### LISTED RECORDS
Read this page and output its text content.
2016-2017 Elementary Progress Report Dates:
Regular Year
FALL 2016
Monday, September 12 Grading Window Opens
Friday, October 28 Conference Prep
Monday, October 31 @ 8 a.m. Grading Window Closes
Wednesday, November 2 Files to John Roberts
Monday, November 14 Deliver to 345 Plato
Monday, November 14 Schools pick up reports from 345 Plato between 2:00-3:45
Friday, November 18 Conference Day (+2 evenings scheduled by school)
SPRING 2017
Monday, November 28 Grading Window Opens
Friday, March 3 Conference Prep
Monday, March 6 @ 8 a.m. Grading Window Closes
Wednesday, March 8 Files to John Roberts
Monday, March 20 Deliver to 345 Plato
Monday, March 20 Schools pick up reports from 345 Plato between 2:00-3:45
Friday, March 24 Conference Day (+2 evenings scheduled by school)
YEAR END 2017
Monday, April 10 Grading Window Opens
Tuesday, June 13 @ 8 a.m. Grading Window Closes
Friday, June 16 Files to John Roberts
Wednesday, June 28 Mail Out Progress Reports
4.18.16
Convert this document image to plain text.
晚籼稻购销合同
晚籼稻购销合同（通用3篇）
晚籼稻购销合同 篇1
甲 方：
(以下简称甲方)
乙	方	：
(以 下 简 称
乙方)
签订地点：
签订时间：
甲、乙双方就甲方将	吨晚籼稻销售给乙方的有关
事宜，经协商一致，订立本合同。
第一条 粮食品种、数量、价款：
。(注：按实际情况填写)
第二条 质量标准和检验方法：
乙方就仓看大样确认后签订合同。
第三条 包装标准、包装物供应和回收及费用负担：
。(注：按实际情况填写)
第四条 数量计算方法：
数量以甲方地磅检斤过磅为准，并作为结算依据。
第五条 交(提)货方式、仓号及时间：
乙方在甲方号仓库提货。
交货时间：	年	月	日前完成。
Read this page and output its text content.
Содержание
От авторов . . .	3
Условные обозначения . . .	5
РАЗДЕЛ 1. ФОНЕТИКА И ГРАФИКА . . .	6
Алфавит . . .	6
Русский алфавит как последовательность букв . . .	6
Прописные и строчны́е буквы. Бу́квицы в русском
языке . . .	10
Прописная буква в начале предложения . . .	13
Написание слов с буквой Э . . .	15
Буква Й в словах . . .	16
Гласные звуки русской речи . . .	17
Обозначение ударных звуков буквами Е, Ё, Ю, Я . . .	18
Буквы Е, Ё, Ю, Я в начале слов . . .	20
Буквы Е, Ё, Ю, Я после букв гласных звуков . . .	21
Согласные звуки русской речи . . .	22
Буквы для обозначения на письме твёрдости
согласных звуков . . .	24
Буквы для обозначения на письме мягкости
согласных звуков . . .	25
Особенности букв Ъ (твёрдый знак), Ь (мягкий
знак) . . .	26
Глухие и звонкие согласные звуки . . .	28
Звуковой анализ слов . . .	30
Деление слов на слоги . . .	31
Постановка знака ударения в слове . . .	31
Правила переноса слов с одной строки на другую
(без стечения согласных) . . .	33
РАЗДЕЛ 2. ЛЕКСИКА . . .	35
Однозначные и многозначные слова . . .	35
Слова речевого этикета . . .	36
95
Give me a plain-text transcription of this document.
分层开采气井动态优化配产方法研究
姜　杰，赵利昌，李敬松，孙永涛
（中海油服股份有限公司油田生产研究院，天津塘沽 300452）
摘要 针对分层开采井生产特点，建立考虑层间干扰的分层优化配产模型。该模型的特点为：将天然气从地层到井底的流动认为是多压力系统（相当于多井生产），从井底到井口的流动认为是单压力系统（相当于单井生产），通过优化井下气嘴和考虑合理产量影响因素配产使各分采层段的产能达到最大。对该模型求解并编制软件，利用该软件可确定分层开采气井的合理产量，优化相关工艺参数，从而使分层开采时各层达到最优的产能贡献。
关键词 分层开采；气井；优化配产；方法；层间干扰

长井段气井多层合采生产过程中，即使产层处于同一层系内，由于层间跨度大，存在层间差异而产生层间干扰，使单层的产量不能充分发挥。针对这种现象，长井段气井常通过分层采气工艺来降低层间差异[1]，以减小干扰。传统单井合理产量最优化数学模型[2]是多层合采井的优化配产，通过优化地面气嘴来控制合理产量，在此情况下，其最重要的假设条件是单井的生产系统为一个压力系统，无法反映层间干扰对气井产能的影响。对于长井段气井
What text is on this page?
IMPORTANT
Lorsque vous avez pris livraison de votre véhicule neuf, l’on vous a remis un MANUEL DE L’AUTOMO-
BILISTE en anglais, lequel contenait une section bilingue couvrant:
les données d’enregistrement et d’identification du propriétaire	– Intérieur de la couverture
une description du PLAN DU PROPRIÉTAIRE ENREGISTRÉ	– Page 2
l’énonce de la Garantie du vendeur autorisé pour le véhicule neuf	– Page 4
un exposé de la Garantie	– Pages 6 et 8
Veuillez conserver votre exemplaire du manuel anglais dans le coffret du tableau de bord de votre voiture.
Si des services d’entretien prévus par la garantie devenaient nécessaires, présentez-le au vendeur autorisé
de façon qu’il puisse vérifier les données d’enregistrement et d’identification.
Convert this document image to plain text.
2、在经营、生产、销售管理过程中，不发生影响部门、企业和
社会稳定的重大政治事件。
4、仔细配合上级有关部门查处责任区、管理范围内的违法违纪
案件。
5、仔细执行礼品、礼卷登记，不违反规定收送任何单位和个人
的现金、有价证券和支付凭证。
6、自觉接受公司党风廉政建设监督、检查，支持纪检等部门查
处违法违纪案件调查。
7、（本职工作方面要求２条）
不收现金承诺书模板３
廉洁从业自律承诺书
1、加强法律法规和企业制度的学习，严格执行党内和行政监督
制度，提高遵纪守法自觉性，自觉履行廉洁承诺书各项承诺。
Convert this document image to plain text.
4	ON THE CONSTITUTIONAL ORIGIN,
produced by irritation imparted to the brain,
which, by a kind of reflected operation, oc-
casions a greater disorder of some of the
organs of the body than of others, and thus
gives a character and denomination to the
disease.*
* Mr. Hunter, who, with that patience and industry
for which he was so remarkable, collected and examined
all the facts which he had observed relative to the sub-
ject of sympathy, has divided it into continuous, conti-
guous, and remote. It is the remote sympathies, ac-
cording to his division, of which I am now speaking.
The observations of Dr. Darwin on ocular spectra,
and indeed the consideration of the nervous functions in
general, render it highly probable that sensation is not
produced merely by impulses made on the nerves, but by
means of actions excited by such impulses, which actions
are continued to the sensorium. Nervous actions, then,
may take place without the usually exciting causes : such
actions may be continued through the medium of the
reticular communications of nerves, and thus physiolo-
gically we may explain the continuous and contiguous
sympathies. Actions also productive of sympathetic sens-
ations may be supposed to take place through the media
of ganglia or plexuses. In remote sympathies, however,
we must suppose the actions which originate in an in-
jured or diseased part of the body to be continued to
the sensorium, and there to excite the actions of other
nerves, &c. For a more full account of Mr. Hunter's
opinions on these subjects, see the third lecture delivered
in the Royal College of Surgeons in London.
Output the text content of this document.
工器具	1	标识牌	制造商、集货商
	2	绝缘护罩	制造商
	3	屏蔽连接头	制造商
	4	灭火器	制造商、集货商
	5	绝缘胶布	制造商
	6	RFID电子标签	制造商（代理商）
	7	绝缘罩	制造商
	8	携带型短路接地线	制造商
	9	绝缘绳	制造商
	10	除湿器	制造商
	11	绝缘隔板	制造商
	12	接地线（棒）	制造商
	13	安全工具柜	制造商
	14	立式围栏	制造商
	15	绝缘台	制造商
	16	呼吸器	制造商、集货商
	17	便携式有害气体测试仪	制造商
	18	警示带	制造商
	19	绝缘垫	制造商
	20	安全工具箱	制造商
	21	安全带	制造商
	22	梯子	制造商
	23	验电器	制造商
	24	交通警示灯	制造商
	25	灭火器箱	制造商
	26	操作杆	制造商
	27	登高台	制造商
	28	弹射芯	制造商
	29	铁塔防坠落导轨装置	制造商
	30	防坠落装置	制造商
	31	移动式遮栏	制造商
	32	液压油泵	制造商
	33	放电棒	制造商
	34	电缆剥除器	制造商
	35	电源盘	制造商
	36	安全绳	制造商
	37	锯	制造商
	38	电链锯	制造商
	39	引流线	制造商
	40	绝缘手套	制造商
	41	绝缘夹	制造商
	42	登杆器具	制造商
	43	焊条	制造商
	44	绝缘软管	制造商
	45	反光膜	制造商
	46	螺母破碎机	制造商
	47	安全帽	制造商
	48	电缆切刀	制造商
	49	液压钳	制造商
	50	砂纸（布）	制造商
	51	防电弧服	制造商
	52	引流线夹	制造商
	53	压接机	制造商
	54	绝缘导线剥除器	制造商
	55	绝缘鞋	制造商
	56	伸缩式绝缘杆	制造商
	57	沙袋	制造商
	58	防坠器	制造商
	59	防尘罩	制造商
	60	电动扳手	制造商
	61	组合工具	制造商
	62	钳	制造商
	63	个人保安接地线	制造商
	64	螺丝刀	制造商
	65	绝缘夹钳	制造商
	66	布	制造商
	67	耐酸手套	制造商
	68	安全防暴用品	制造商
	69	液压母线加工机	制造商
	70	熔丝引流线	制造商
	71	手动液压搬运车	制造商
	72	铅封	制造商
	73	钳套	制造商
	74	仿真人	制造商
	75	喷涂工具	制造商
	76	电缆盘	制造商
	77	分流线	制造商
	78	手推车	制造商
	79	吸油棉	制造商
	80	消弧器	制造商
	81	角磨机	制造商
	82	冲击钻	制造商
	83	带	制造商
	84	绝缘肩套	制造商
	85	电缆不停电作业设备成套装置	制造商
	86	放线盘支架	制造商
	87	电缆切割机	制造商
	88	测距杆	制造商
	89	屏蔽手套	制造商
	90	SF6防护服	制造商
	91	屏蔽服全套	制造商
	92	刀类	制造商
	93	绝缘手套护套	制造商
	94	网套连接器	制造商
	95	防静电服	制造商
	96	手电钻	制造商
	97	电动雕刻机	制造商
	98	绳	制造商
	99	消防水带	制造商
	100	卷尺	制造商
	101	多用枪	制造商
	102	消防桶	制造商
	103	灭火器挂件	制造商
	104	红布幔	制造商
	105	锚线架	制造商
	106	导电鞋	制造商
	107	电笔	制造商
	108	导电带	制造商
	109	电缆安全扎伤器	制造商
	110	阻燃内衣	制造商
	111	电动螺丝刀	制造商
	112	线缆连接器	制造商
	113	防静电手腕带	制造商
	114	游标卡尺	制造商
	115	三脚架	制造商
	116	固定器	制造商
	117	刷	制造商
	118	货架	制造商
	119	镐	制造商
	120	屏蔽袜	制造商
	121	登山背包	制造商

### OBJECTIVE
Filter the entries down to the lines with the word "Hunter" in them.

### ANSWER TO THE TASK
* Mr. Hunter, who, with that patience and industry
nerves, &c. For a more full account of Mr. Hunter's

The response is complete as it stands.